* _EXERCISE DIRECTIONS_: In the entries below, how many lines hold the string "false"? Give only the number.

-- Begin STORED ROWS --

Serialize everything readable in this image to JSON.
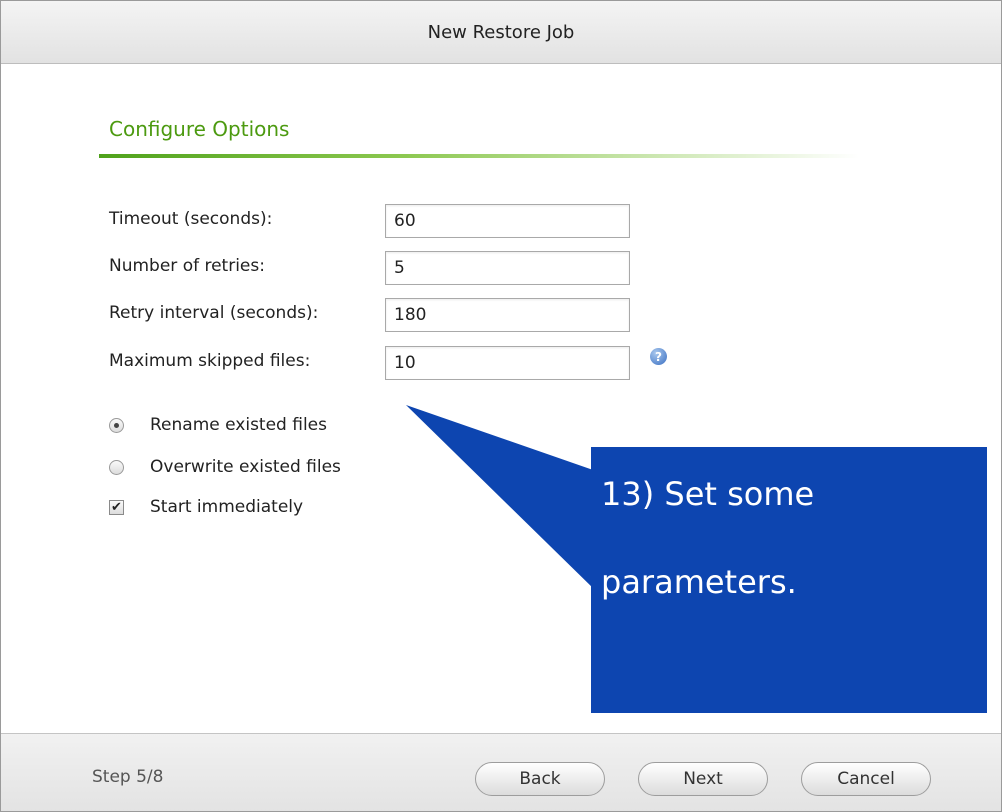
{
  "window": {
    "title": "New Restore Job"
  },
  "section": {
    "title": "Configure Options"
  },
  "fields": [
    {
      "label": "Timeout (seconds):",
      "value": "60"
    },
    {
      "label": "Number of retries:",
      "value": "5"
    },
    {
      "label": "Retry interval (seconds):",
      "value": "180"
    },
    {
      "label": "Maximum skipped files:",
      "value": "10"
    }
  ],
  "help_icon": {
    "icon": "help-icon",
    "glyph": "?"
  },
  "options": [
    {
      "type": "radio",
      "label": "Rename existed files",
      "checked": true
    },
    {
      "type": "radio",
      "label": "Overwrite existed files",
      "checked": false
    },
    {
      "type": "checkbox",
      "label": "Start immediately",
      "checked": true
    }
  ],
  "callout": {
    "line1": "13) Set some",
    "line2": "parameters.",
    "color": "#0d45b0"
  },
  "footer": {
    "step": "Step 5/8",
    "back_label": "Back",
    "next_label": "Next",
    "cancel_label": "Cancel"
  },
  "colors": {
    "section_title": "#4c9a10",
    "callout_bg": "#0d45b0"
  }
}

-- End STORED ROWS --
-- Begin STORED ROWS --

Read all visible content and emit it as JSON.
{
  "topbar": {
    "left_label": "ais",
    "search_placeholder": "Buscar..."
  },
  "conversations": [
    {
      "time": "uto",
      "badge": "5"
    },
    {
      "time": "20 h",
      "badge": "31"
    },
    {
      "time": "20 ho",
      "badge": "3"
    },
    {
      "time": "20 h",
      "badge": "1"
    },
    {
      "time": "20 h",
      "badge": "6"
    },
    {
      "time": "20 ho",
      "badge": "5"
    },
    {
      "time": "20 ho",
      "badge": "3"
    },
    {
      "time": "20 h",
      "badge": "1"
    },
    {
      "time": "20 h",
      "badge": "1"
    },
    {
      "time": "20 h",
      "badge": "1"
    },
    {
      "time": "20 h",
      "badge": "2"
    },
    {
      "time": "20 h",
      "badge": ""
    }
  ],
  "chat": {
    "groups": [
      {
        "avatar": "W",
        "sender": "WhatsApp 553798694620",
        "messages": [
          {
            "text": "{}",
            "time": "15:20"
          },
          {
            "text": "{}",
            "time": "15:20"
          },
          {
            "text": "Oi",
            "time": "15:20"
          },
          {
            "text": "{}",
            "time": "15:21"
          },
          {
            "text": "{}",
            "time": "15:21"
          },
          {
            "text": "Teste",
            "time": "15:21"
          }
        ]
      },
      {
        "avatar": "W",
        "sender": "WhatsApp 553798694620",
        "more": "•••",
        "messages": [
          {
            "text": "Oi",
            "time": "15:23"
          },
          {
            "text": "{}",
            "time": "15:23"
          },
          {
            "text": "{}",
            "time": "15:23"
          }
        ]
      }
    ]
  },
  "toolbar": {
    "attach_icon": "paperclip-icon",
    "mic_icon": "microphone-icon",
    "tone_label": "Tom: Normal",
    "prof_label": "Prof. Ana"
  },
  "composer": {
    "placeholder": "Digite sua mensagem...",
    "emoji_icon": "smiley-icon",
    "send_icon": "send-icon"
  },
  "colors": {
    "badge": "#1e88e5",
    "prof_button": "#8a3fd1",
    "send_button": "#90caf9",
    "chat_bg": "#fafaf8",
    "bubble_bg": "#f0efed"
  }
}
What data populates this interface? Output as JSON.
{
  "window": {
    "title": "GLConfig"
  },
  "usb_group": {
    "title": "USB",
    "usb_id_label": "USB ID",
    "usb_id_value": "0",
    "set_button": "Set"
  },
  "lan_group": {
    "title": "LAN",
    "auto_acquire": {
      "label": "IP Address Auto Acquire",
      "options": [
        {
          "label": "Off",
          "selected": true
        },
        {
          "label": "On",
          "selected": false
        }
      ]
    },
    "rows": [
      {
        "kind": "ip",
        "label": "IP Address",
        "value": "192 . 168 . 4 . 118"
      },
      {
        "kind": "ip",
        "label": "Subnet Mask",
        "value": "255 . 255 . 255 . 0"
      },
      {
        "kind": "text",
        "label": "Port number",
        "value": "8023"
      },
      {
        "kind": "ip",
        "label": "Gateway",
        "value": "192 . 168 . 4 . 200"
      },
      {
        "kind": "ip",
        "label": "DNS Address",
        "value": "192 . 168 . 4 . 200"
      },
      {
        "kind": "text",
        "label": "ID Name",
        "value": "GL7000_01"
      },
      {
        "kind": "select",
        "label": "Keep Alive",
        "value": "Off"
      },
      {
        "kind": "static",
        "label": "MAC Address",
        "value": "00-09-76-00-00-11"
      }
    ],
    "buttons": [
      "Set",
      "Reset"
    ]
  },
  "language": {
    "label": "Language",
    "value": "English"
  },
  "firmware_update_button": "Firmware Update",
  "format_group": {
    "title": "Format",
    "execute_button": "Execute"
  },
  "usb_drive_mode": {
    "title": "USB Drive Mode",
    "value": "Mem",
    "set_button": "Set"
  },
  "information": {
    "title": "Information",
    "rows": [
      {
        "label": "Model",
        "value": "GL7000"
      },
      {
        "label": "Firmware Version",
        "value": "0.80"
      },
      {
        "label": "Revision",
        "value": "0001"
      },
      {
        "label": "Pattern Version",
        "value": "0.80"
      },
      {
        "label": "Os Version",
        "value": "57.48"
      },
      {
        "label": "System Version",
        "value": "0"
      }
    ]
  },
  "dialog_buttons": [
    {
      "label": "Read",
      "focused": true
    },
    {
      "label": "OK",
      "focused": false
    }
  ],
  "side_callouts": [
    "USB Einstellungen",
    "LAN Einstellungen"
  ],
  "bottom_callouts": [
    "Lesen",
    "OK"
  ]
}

-- End STORED ROWS --
-- Begin STORED ROWS --

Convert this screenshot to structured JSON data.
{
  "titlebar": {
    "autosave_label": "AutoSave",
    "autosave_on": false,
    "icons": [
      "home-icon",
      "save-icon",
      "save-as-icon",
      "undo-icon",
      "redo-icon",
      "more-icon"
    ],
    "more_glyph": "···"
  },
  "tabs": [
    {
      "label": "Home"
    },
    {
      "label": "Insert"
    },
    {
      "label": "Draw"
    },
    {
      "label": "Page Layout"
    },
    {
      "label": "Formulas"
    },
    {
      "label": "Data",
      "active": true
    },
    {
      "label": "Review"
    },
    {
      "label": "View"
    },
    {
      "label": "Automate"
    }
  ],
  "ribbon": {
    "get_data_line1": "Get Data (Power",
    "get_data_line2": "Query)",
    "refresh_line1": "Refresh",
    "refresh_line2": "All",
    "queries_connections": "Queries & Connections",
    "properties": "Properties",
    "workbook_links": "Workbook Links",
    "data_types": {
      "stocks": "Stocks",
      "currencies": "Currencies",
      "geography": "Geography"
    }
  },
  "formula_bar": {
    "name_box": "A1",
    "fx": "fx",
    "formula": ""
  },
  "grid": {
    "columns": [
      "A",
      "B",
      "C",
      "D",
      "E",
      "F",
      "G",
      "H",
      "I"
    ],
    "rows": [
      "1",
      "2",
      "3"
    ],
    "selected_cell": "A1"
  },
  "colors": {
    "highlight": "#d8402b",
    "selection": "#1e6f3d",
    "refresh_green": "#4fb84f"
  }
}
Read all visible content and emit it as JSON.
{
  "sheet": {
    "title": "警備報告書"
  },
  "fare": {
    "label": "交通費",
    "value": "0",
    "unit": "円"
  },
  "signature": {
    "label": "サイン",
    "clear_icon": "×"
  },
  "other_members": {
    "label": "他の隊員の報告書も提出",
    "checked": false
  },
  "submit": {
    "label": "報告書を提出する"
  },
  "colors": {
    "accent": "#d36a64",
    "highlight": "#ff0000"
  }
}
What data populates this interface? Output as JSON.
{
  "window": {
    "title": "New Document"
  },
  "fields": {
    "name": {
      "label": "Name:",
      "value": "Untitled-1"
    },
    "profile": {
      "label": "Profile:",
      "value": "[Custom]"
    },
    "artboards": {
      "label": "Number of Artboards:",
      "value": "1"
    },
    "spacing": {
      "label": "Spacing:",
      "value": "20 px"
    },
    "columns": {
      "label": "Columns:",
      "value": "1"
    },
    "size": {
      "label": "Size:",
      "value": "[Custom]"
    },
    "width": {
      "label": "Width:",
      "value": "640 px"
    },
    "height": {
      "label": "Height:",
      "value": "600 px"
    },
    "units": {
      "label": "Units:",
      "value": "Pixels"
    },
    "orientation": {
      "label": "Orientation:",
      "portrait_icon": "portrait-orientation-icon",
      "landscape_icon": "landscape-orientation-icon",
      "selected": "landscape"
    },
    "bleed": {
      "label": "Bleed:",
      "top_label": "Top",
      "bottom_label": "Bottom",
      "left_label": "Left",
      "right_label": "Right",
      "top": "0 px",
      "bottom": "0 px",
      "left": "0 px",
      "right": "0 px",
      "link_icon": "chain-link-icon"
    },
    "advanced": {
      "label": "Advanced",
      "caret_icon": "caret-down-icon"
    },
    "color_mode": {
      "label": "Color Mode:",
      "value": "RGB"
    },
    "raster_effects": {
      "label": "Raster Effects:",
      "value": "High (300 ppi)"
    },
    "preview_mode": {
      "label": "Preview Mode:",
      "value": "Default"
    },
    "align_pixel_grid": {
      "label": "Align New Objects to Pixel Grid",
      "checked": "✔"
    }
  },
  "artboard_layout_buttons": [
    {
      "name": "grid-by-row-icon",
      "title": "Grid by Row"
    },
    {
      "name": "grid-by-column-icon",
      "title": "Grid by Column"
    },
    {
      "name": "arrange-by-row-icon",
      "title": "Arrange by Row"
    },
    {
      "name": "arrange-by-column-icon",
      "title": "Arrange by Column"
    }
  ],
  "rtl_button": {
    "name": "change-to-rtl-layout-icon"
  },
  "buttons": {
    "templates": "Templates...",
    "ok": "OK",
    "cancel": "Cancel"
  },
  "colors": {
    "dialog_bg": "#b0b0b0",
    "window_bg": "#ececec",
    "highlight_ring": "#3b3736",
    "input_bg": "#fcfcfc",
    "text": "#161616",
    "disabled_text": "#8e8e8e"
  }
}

-- End STORED ROWS --

* _SOLVED PROBLEM_: 5